◆ Directives
1. Print the part of the passage about MapR's Docker platform between "The new MapR" and "company’s website asserts.", inclusive.
2. Write the next part of the passage about MapR's Docker platform, beginning right after its final sentence.

◆ Document text
= = =

The new MapR Converged Data Platform for Docker enables fast access of any data from any underlying infrastructure resource.

“With the introduction of MapR Persistent Application Client Containers (PACCs), containerized applications can easily leverage all the MapR platform services (MapR-FS, MapR-DB, MapR Streams) as a persistent data store,” the company’s website asserts.

This container-optimized environment includes a range of features to help companies deploy Docker more easily: these include a pre-built Docker container and secure authentication at the container level.

One of Map R’s customers who is looking forward to the new platform is data analytics company, Quantium, which has 500 analysts running Docker for their customers’ time-critical applications. According to Gerard Paulke, an enterprise architect for Quantium, the use of the MapR data platform will maintain a service for the customers. “At the moment, if we lose a container then we’d have to replicate our Docker volumes and start up nodes again.”

= = =

◆ Layout region records
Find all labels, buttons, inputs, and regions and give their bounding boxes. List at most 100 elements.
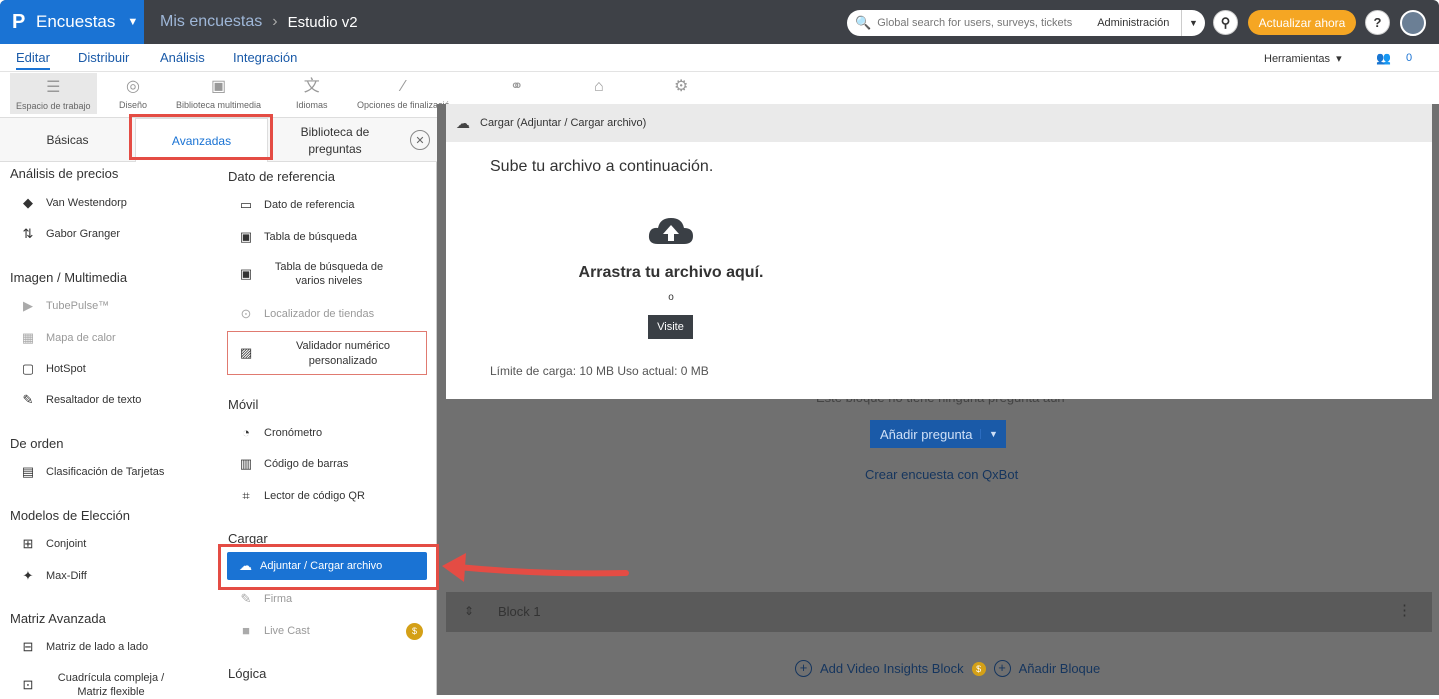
tab-editar[interactable]: Editar <box>16 50 50 70</box>
clapper-icon: ▶ <box>23 298 33 313</box>
item-tubepulse[interactable]: ▶ TubePulse™ <box>20 298 109 314</box>
add-block-link[interactable]: Añadir Bloque <box>1019 661 1101 676</box>
wand-icon: ✦ <box>22 568 34 583</box>
item-gabor-granger[interactable]: ⇅ Gabor Granger <box>20 226 120 242</box>
toolbar-tag-item[interactable]: ⌂ <box>594 76 604 100</box>
tab-basicas[interactable]: Básicas <box>0 118 135 162</box>
add-video-block-link[interactable]: Add Video Insights Block <box>820 661 964 676</box>
toolbar-media-label: Biblioteca multimedia <box>176 100 262 110</box>
tools-label: Herramientas <box>1264 53 1331 65</box>
tab-biblioteca-line2: preguntas <box>308 141 362 156</box>
close-panel-icon[interactable]: ✕ <box>410 130 430 150</box>
item-text-highlighter[interactable]: ✎ Resaltador de texto <box>20 392 142 408</box>
top-bar: P Encuestas ▼ Mis encuestas › Estudio v2… <box>0 0 1439 44</box>
browse-button[interactable]: Visite <box>648 315 693 339</box>
tab-analisis[interactable]: Análisis <box>160 50 205 65</box>
cards-icon: ▤ <box>21 464 35 479</box>
section-title: Matriz Avanzada <box>10 611 106 626</box>
item-side-by-side[interactable]: ⊟ Matriz de lado a lado <box>20 639 149 655</box>
toolbar-design[interactable]: ◎ Diseño <box>119 76 147 110</box>
item-label: Van Westendorp <box>46 197 127 209</box>
item-hotspot[interactable]: ▢ HotSpot <box>20 361 86 377</box>
item-lookup-table[interactable]: ▣ Tabla de búsqueda <box>238 229 357 245</box>
item-signature[interactable]: ✎ Firma <box>238 591 293 607</box>
item-conjoint[interactable]: ⊞ Conjoint <box>20 536 87 552</box>
item-card-sorting[interactable]: ▤ Clasificación de Tarjetas <box>20 464 165 480</box>
caret-down-icon[interactable]: ▼ <box>980 429 998 439</box>
item-heatmap[interactable]: ▦ Mapa de calor <box>20 330 116 346</box>
questionpro-logo-icon: P <box>12 10 26 33</box>
toolbar-link-item[interactable]: ⚭ <box>510 76 523 100</box>
premium-badge-icon: $ <box>971 661 986 676</box>
item-label: Max-Diff <box>46 570 87 582</box>
image-icon: ▣ <box>210 78 227 95</box>
app-switcher[interactable]: P Encuestas ▼ <box>0 0 144 44</box>
toolbar-end-options[interactable]: ⁄ Opciones de finalizació <box>357 76 450 110</box>
highlighter-icon: ✎ <box>22 392 34 407</box>
breadcrumb-separator: › <box>272 13 278 30</box>
toolbar-workspace-label: Espacio de trabajo <box>16 101 91 111</box>
drop-zone-text[interactable]: Arrastra tu archivo aquí. <box>446 264 896 282</box>
collaborators-count: 0 <box>1406 52 1413 64</box>
item-barcode[interactable]: ▥ Código de barras <box>238 456 349 472</box>
more-options-icon[interactable]: ⋮ <box>1397 601 1412 619</box>
item-stopwatch[interactable]: ◔ Cronómetro <box>238 425 322 440</box>
toolbar-languages[interactable]: 文 Idiomas <box>296 76 328 110</box>
add-question-button[interactable]: Añadir pregunta ▼ <box>870 420 1006 448</box>
block-header[interactable]: ⇕ Block 1 ⋮ <box>446 592 1432 632</box>
item-label: Cuadrícula compleja / <box>57 672 165 684</box>
section-title: Lógica <box>228 666 267 681</box>
main-nav: Editar Distribuir Análisis Integración H… <box>0 44 1439 72</box>
tab-integracion[interactable]: Integración <box>233 50 297 65</box>
toolbar-settings-item[interactable]: ⚙ <box>674 76 688 100</box>
item-reference-data[interactable]: ▭ Dato de referencia <box>238 197 355 213</box>
item-van-westendorp[interactable]: ◆ Van Westendorp <box>20 195 127 211</box>
search-scope[interactable]: Administración <box>1097 17 1169 29</box>
highlight-box <box>129 114 273 160</box>
item-multilevel-lookup[interactable]: ▣ Tabla de búsqueda de varios niveles <box>238 260 394 288</box>
toolbar-end-label: Opciones de finalizació <box>357 100 450 110</box>
gear-icon: ⚙ <box>674 78 689 95</box>
caret-down-icon: ▼ <box>127 16 139 28</box>
modal-header-title: Cargar (Adjuntar / Cargar archivo) <box>480 117 647 129</box>
question-types-panel: Básicas Avanzadas Biblioteca de pregunta… <box>0 114 439 698</box>
collapse-icon[interactable]: ⇕ <box>464 604 474 618</box>
section-title: Análisis de precios <box>10 166 119 181</box>
wand-icon: ⁄ <box>401 78 405 95</box>
global-search[interactable]: 🔍 Global search for users, surveys, tick… <box>847 10 1205 36</box>
item-store-locator[interactable]: ⊙ Localizador de tiendas <box>238 306 375 322</box>
section-title: Imagen / Multimedia <box>10 270 128 285</box>
item-label: Código de barras <box>264 458 349 470</box>
qxbot-link[interactable]: Crear encuesta con QxBot <box>865 467 1018 482</box>
tools-menu[interactable]: Herramientas ▾ <box>1264 52 1342 65</box>
tab-biblioteca[interactable]: Biblioteca de preguntas <box>268 118 402 162</box>
tab-distribuir[interactable]: Distribuir <box>78 50 129 65</box>
squares-icon: ⊞ <box>22 536 34 551</box>
users-icon[interactable]: 👥 <box>1376 51 1391 65</box>
upgrade-button[interactable]: Actualizar ahora <box>1248 10 1356 35</box>
search-button[interactable]: ⚲ <box>1213 10 1238 35</box>
item-qr-reader[interactable]: ⌗ Lector de código QR <box>238 488 365 504</box>
item-label: Validador numérico <box>296 340 390 352</box>
item-label: Dato de referencia <box>264 199 355 211</box>
toolbar-workspace[interactable]: ☰ Espacio de trabajo <box>10 73 97 114</box>
dollar-swap-icon: ⇅ <box>22 226 34 241</box>
item-label: Mapa de calor <box>46 332 116 344</box>
avatar[interactable] <box>1400 10 1426 36</box>
search-input[interactable]: Global search for users, surveys, ticket… <box>877 17 1097 29</box>
barcode-icon: ▥ <box>239 456 253 471</box>
help-button[interactable]: ? <box>1365 10 1390 35</box>
scope-dropdown-icon[interactable]: ▼ <box>1181 10 1205 36</box>
stopwatch-icon: ◔ <box>242 425 250 440</box>
item-label: Tabla de búsqueda de <box>274 261 384 273</box>
section-title: Modelos de Elección <box>10 508 130 523</box>
workspace-icon: ☰ <box>46 79 61 96</box>
toolbar-media-library[interactable]: ▣ Biblioteca multimedia <box>176 76 261 110</box>
translate-icon: 文 <box>303 78 320 95</box>
item-label: Clasificación de Tarjetas <box>46 466 165 478</box>
breadcrumb-parent[interactable]: Mis encuestas <box>160 13 262 31</box>
item-maxdiff[interactable]: ✦ Max-Diff <box>20 568 87 584</box>
item-custom-validator[interactable]: ▨ Validador numérico personalizado <box>227 331 427 375</box>
item-livecast[interactable]: ■ Live Cast <box>238 623 310 638</box>
item-label: HotSpot <box>46 363 86 375</box>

= = =

◆ In response
1.
The new MapR Converged Data Platform for Docker enables fast access of any data from any underlying infrastructure resource.

“With the introduction of MapR Persistent Application Client Containers (PACCs), containerized applications can easily leverage all the MapR platform services (MapR-FS, MapR-DB, MapR Streams) as a persistent data store,” the company’s website asserts.

2.
He said that the new offering will help the company to ‘Dockerize’ components enabling to spin up clusters more quickly. It will also help Quantium improve its services to its customers by providing a greater range of options. “We have a lot of external clients who want to use our infrastructure, the new platform will enable us to offer them a space with a fully containerized file system or, if they want, to spin up containers in the cloud.

Norris said the introduction of the platform could transform organizations. “The conversations will be completely different: there will no longer be a discussion on whether something is a cloud or an on-premise app. The conversations will no longer be about where an application sits but will be around issues like cost, latency and regulation.”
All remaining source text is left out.